• **Job**: Extract every entry word for word.

• **Data excerpts**:
— Begin —

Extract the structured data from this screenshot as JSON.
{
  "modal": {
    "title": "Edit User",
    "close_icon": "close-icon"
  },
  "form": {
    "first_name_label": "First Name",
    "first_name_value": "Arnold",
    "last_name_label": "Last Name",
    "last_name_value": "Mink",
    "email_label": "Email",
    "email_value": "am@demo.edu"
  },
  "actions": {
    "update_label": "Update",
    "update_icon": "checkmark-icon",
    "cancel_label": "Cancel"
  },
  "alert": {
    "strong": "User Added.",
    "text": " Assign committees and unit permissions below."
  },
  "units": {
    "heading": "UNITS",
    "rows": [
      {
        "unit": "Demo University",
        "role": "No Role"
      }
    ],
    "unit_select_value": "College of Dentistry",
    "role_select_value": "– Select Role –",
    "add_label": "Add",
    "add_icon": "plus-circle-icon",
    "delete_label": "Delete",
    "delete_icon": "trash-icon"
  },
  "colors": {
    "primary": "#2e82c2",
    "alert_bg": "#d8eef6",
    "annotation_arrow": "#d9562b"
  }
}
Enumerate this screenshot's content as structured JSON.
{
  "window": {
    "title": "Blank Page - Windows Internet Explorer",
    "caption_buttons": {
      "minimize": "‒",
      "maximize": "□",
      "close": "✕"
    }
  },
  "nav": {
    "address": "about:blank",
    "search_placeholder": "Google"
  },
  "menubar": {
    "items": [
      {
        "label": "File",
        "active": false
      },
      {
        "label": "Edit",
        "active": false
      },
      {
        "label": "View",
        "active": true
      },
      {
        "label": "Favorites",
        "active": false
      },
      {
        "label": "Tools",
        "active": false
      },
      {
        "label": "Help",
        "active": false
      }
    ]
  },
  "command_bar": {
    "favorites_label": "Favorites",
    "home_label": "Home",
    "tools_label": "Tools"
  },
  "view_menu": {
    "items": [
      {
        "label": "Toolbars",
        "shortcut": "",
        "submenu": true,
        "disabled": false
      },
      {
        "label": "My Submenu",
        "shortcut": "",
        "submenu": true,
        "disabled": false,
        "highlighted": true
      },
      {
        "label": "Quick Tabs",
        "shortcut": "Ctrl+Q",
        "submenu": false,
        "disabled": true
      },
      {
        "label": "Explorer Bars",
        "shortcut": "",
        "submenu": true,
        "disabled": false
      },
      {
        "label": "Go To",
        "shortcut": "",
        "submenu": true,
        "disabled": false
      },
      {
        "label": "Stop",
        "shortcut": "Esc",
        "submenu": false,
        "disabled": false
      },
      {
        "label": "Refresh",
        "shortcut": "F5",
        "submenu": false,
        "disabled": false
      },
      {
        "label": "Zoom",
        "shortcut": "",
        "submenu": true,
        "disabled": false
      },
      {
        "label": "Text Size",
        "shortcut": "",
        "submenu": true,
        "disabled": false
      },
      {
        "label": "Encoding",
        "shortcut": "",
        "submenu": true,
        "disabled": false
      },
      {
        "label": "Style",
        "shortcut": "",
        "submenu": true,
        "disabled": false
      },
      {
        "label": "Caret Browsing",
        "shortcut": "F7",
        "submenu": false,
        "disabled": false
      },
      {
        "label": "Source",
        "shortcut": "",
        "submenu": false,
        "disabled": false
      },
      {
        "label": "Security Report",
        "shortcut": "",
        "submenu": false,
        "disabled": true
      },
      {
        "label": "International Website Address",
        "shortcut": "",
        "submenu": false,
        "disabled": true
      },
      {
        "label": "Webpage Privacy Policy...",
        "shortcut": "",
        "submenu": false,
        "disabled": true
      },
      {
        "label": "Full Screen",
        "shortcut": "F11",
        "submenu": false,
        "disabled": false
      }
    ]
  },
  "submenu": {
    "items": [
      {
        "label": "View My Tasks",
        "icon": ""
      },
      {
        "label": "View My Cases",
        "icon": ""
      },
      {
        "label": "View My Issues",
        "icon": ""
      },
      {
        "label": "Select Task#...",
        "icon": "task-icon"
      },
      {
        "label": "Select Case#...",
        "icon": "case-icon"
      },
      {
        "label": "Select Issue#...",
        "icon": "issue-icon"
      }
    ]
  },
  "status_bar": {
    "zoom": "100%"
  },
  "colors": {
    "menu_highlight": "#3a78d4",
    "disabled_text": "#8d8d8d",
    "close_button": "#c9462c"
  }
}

— End —

• **Task response**:
Extract the structured data from this screenshot as JSON.
{
  "modal": {
    "title": "Edit User",
    "close_icon": "close-icon"
  },
  "form": {
    "first_name_label": "First Name",
    "first_name_value": "Arnold",
    "last_name_label": "Last Name",
    "last_name_value": "Mink",
    "email_label": "Email",
    "email_value": "am@demo.edu"
  },
  "actions": {
    "update_label": "Update",
    "update_icon": "checkmark-icon",
    "cancel_label": "Cancel"
  },
  "alert": {
    "strong": "User Added.",
    "text": " Assign committees and unit permissions below."
  },
  "units": {
    "heading": "UNITS",
    "rows": [
      {
        "unit": "Demo University",
        "role": "No Role"
      }
    ],
    "unit_select_value": "College of Dentistry",
    "role_select_value": "– Select Role –",
    "add_label": "Add",
    "add_icon": "plus-circle-icon",
    "delete_label": "Delete",
    "delete_icon": "trash-icon"
  },
  "colors": {
    "primary": "#2e82c2",
    "alert_bg": "#d8eef6",
    "annotation_arrow": "#d9562b"
  }
}
Enumerate this screenshot's content as structured JSON.
{
  "window": {
    "title": "Blank Page - Windows Internet Explorer",
    "caption_buttons": {
      "minimize": "‒",
      "maximize": "□",
      "close": "✕"
    }
  },
  "nav": {
    "address": "about:blank",
    "search_placeholder": "Google"
  },
  "menubar": {
    "items": [
      {
        "label": "File",
        "active": false
      },
      {
        "label": "Edit",
        "active": false
      },
      {
        "label": "View",
        "active": true
      },
      {
        "label": "Favorites",
        "active": false
      },
      {
        "label": "Tools",
        "active": false
      },
      {
        "label": "Help",
        "active": false
      }
    ]
  },
  "command_bar": {
    "favorites_label": "Favorites",
    "home_label": "Home",
    "tools_label": "Tools"
  },
  "view_menu": {
    "items": [
      {
        "label": "Toolbars",
        "shortcut": "",
        "submenu": true,
        "disabled": false
      },
      {
        "label": "My Submenu",
        "shortcut": "",
        "submenu": true,
        "disabled": false,
        "highlighted": true
      },
      {
        "label": "Quick Tabs",
        "shortcut": "Ctrl+Q",
        "submenu": false,
        "disabled": true
      },
      {
        "label": "Explorer Bars",
        "shortcut": "",
        "submenu": true,
        "disabled": false
      },
      {
        "label": "Go To",
        "shortcut": "",
        "submenu": true,
        "disabled": false
      },
      {
        "label": "Stop",
        "shortcut": "Esc",
        "submenu": false,
        "disabled": false
      },
      {
        "label": "Refresh",
        "shortcut": "F5",
        "submenu": false,
        "disabled": false
      },
      {
        "label": "Zoom",
        "shortcut": "",
        "submenu": true,
        "disabled": false
      },
      {
        "label": "Text Size",
        "shortcut": "",
        "submenu": true,
        "disabled": false
      },
      {
        "label": "Encoding",
        "shortcut": "",
        "submenu": true,
        "disabled": false
      },
      {
        "label": "Style",
        "shortcut": "",
        "submenu": true,
        "disabled": false
      },
      {
        "label": "Caret Browsing",
        "shortcut": "F7",
        "submenu": false,
        "disabled": false
      },
      {
        "label": "Source",
        "shortcut": "",
        "submenu": false,
        "disabled": false
      },
      {
        "label": "Security Report",
        "shortcut": "",
        "submenu": false,
        "disabled": true
      },
      {
        "label": "International Website Address",
        "shortcut": "",
        "submenu": false,
        "disabled": true
      },
      {
        "label": "Webpage Privacy Policy...",
        "shortcut": "",
        "submenu": false,
        "disabled": true
      },
      {
        "label": "Full Screen",
        "shortcut": "F11",
        "submenu": false,
        "disabled": false
      }
    ]
  },
  "submenu": {
    "items": [
      {
        "label": "View My Tasks",
        "icon": ""
      },
      {
        "label": "View My Cases",
        "icon": ""
      },
      {
        "label": "View My Issues",
        "icon": ""
      },
      {
        "label": "Select Task#...",
        "icon": "task-icon"
      },
      {
        "label": "Select Case#...",
        "icon": "case-icon"
      },
      {
        "label": "Select Issue#...",
        "icon": "issue-icon"
      }
    ]
  },
  "status_bar": {
    "zoom": "100%"
  },
  "colors": {
    "menu_highlight": "#3a78d4",
    "disabled_text": "#8d8d8d",
    "close_button": "#c9462c"
  }
}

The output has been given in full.